What is asked —
Write the number of lines holding the word "лицензионного", and nothing else.

** start Provided data **

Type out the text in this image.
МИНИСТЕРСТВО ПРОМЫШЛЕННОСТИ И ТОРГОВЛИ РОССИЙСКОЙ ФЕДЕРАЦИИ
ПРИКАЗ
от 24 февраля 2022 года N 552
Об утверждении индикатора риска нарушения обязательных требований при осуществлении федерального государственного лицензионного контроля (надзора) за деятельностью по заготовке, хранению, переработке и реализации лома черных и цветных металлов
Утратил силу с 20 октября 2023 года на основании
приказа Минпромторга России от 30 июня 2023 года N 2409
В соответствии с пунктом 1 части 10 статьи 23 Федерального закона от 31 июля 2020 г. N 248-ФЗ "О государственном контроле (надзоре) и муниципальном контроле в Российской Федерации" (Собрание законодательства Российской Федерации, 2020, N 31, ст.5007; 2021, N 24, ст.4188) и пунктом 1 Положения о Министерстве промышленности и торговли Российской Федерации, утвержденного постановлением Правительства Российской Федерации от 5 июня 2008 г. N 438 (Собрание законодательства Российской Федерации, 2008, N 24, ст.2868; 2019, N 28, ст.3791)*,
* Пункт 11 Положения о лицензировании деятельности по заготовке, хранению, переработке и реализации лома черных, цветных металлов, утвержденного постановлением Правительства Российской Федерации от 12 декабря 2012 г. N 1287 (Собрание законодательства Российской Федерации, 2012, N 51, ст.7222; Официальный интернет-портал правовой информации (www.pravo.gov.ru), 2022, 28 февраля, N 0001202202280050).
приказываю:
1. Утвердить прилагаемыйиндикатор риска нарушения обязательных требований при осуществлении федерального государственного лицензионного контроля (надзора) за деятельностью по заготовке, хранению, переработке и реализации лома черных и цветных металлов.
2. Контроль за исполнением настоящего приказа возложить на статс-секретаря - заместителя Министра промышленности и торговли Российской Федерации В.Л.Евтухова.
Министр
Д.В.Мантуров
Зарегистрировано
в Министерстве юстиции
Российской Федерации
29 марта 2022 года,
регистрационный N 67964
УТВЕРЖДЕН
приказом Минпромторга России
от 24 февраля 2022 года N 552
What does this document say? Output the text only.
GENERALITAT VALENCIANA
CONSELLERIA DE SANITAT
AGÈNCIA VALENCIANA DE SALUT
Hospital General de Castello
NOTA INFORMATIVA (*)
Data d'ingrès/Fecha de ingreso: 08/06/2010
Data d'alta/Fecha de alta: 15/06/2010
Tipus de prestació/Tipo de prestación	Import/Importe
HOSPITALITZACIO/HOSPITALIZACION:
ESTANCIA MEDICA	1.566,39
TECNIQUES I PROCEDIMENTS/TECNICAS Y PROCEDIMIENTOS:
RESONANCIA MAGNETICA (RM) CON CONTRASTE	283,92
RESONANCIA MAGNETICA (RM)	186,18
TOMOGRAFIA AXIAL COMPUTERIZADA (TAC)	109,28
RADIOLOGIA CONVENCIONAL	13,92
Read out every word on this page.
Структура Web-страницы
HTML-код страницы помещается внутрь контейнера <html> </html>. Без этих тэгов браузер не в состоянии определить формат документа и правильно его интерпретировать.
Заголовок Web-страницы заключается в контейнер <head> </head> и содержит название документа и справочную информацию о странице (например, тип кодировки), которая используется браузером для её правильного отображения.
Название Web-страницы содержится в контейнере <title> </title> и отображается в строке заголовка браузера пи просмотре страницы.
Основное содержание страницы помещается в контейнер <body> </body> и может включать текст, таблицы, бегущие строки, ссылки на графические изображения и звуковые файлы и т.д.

** end Provided data **

Task output —
2